* start RECORDS PROVIDED *

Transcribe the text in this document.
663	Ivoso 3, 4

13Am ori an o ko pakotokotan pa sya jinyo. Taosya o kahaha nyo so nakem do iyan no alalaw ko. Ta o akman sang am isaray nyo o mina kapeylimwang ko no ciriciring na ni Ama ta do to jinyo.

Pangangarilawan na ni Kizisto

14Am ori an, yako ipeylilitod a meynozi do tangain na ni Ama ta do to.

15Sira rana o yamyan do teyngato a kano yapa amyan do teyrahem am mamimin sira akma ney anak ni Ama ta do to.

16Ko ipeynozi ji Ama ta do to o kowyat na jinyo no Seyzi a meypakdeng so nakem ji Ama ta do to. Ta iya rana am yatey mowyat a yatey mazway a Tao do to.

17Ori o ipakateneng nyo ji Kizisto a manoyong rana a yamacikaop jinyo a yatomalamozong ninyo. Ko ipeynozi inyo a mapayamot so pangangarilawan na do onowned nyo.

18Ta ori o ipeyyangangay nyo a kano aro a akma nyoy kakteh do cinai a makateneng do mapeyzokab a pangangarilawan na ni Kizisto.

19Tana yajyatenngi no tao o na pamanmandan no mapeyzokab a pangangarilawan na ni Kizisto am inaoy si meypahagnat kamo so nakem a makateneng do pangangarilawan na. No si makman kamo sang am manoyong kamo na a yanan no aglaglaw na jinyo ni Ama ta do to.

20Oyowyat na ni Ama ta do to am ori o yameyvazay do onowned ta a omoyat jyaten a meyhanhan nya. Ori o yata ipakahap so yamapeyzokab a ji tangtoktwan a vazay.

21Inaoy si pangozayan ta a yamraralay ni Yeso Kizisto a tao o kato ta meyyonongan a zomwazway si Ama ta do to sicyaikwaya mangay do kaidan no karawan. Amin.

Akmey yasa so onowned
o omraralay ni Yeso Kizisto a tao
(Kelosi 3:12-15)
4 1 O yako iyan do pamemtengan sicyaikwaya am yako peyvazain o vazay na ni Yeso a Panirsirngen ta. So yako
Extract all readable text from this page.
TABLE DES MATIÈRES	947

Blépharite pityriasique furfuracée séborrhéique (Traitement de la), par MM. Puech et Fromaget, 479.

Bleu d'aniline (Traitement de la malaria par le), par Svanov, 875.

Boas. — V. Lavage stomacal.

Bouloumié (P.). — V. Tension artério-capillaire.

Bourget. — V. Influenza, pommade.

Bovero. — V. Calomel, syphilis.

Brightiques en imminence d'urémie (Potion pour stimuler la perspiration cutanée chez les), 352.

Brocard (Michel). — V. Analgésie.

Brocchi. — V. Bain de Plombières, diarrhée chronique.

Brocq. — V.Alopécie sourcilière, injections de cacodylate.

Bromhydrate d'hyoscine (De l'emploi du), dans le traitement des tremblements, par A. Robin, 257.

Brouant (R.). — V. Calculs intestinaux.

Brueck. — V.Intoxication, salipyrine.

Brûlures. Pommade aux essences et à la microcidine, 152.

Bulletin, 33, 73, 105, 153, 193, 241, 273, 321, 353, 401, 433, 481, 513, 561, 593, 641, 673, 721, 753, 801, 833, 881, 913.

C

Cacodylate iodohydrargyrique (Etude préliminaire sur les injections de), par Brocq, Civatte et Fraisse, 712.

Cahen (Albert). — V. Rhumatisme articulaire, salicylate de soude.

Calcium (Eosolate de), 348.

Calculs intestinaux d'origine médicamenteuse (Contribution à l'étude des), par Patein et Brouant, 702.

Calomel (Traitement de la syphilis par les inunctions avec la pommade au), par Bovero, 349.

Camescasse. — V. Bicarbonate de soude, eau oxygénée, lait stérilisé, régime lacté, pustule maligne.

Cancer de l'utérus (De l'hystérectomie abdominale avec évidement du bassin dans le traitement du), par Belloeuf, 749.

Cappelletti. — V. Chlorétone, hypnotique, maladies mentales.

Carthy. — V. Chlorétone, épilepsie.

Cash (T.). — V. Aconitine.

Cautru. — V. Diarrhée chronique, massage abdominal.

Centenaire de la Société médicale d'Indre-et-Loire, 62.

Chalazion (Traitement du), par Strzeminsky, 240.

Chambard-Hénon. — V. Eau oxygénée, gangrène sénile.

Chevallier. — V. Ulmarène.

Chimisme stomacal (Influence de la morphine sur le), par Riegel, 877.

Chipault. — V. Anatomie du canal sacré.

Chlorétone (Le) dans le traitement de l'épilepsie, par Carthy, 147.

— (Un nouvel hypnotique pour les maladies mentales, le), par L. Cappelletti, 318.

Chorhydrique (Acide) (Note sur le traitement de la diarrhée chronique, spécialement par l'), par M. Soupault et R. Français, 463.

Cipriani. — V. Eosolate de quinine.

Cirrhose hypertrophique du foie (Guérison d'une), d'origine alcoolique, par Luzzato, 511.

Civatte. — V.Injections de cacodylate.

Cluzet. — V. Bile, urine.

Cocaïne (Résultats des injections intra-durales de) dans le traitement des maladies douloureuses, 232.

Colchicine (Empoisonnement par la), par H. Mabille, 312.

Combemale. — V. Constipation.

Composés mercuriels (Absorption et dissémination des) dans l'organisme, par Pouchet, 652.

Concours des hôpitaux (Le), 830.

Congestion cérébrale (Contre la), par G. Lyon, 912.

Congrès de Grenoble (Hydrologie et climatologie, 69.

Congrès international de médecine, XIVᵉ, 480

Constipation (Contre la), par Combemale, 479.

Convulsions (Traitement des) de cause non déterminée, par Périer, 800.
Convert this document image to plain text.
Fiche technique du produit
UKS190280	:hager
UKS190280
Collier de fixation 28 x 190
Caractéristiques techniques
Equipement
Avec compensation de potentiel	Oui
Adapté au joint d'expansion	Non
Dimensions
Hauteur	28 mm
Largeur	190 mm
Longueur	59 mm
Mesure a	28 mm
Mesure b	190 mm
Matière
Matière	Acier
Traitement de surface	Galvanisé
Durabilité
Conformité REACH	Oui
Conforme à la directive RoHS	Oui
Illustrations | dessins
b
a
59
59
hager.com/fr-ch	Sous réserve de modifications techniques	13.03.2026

* end RECORDS PROVIDED *

** DIRECTIONS **
Scan the material above for the string "Contre" and report each line where you find it.

** PROBLEM SOLUTION **
Congestion cérébrale (Contre la), par G. Lyon, 912.
Constipation (Contre la), par Combemale, 479.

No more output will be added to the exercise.